▶ [Problem description]:
Search the listing for "numero" and copy every line where it appears.

▶ [Entries]:
>> begin

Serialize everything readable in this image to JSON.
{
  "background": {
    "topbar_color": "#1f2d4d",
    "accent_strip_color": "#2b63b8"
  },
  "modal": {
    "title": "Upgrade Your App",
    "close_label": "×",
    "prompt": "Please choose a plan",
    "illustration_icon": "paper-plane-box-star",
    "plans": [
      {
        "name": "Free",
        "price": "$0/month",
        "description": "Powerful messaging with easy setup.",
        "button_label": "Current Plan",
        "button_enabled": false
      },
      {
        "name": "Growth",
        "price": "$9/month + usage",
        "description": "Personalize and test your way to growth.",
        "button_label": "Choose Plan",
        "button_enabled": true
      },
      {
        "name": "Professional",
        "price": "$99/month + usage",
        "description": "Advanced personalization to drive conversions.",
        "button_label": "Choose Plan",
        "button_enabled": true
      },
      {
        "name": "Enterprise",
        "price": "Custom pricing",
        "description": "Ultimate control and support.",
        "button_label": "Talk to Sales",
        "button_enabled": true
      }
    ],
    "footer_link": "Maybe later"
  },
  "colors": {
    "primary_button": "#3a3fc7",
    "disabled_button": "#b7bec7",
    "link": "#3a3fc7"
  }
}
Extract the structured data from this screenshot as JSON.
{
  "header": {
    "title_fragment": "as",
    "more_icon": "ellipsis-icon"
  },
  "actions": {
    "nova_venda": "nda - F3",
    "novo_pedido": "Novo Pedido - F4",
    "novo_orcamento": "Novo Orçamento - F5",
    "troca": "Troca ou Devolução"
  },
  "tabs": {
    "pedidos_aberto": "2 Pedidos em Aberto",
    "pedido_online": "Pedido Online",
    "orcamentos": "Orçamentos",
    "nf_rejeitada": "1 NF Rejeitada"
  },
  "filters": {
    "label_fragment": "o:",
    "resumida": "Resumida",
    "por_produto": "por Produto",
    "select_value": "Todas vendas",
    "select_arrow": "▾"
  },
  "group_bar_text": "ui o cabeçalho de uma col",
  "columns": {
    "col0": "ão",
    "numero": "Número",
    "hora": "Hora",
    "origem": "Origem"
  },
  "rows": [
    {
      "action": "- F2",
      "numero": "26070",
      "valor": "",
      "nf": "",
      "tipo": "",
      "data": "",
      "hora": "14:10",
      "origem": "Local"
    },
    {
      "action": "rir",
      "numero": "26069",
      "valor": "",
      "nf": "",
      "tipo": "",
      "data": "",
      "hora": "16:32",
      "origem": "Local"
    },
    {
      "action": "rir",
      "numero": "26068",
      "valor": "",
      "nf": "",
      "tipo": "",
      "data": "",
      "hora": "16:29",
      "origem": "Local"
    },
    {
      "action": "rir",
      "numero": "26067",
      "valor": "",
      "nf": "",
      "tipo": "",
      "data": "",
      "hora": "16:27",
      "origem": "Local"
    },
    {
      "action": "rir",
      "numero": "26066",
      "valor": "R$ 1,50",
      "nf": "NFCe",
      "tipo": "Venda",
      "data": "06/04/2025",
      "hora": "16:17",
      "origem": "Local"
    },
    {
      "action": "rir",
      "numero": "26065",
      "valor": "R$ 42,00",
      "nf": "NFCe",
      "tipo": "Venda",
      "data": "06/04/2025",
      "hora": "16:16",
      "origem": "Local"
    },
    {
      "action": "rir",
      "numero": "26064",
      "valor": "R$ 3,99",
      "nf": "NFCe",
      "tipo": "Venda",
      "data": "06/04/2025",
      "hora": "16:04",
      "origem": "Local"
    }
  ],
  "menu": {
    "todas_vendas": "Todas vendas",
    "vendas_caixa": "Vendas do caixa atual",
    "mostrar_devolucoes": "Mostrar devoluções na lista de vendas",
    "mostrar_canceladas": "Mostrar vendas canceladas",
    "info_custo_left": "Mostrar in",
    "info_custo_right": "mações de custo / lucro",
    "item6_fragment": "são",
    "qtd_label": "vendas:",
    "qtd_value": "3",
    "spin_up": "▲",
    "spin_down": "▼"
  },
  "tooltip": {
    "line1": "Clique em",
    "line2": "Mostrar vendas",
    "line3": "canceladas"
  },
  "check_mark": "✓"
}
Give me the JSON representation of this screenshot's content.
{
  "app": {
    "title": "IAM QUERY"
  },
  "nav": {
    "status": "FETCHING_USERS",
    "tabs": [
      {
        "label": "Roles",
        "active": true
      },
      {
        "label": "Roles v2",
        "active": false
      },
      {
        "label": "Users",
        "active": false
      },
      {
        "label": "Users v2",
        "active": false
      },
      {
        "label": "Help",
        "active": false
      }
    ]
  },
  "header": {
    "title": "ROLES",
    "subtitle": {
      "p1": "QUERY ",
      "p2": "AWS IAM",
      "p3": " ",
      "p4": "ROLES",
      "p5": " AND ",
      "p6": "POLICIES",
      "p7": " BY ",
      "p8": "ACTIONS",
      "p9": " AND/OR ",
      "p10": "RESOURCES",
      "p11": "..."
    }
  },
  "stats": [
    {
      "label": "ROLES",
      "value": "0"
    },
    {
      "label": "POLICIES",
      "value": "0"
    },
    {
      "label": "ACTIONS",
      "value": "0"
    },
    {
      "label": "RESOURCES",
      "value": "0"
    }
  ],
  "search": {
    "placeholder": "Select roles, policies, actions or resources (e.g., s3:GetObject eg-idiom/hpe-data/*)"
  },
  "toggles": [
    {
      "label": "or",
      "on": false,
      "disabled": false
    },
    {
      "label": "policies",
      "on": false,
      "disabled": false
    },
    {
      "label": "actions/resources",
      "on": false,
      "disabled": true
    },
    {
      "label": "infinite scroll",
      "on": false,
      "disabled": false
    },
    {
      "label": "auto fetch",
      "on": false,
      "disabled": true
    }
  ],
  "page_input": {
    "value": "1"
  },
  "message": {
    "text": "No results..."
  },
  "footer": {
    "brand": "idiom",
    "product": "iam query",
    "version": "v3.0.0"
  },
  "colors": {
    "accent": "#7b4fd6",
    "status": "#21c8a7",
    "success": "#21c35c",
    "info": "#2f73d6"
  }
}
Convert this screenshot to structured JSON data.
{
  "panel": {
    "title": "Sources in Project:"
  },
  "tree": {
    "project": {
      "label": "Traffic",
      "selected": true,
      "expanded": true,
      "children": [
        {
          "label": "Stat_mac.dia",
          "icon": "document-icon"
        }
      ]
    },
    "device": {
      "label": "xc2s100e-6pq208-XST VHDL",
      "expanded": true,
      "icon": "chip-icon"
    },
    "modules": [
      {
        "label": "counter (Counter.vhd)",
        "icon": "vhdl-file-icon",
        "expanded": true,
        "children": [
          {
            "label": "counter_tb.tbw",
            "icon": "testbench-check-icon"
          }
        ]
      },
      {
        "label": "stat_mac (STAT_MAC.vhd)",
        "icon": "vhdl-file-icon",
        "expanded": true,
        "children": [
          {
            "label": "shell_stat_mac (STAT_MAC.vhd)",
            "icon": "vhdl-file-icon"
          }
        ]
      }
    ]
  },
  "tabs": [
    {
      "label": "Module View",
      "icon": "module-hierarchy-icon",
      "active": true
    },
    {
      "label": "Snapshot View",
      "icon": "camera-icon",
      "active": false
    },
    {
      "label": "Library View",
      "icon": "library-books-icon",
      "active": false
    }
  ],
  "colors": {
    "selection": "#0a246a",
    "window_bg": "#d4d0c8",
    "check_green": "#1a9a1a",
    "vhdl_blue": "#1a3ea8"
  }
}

>> end

▶ [Result for this task]:
    "numero": "Número",
      "numero": "26070",
      "numero": "26069",
      "numero": "26068",
      "numero": "26067",
      "numero": "26066",
      "numero": "26065",
      "numero": "26064",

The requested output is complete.